## EXERCISE DETAILS
All of the data below should be written out exactly.

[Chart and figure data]
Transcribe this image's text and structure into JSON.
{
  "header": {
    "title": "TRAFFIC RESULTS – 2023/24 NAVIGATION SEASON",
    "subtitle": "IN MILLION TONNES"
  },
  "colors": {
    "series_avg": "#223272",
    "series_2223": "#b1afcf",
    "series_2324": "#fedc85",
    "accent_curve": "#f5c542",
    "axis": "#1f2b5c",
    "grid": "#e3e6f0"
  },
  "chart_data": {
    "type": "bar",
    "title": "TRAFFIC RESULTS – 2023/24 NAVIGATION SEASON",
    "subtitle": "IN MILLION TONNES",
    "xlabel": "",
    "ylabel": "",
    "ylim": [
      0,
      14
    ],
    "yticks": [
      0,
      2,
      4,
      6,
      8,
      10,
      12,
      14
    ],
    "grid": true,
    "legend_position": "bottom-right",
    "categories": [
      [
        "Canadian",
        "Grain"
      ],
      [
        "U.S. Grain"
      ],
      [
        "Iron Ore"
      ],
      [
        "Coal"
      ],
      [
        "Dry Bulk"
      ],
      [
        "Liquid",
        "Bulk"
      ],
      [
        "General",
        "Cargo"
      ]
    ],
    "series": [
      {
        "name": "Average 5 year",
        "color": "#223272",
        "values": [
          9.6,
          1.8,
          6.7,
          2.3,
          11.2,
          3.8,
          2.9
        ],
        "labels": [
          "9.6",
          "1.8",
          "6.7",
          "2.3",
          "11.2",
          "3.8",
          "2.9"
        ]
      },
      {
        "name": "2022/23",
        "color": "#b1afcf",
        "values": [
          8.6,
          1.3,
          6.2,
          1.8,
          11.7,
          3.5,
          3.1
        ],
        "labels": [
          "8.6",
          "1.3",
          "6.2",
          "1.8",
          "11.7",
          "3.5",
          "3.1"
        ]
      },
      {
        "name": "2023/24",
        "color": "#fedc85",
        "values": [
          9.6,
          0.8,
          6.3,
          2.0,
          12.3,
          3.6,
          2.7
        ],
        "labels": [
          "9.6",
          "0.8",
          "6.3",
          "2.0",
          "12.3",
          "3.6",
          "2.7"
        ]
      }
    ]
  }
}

## OUTPUT FOR THIS EXERCISE
Transcribe this image's text and structure into JSON.
{
  "header": {
    "title": "TRAFFIC RESULTS – 2023/24 NAVIGATION SEASON",
    "subtitle": "IN MILLION TONNES"
  },
  "colors": {
    "series_avg": "#223272",
    "series_2223": "#b1afcf",
    "series_2324": "#fedc85",
    "accent_curve": "#f5c542",
    "axis": "#1f2b5c",
    "grid": "#e3e6f0"
  },
  "chart_data": {
    "type": "bar",
    "title": "TRAFFIC RESULTS – 2023/24 NAVIGATION SEASON",
    "subtitle": "IN MILLION TONNES",
    "xlabel": "",
    "ylabel": "",
    "ylim": [
      0,
      14
    ],
    "yticks": [
      0,
      2,
      4,
      6,
      8,
      10,
      12,
      14
    ],
    "grid": true,
    "legend_position": "bottom-right",
    "categories": [
      [
        "Canadian",
        "Grain"
      ],
      [
        "U.S. Grain"
      ],
      [
        "Iron Ore"
      ],
      [
        "Coal"
      ],
      [
        "Dry Bulk"
      ],
      [
        "Liquid",
        "Bulk"
      ],
      [
        "General",
        "Cargo"
      ]
    ],
    "series": [
      {
        "name": "Average 5 year",
        "color": "#223272",
        "values": [
          9.6,
          1.8,
          6.7,
          2.3,
          11.2,
          3.8,
          2.9
        ],
        "labels": [
          "9.6",
          "1.8",
          "6.7",
          "2.3",
          "11.2",
          "3.8",
          "2.9"
        ]
      },
      {
        "name": "2022/23",
        "color": "#b1afcf",
        "values": [
          8.6,
          1.3,
          6.2,
          1.8,
          11.7,
          3.5,
          3.1
        ],
        "labels": [
          "8.6",
          "1.3",
          "6.2",
          "1.8",
          "11.7",
          "3.5",
          "3.1"
        ]
      },
      {
        "name": "2023/24",
        "color": "#fedc85",
        "values": [
          9.6,
          0.8,
          6.3,
          2.0,
          12.3,
          3.6,
          2.7
        ],
        "labels": [
          "9.6",
          "0.8",
          "6.3",
          "2.0",
          "12.3",
          "3.6",
          "2.7"
        ]
      }
    ]
  }
}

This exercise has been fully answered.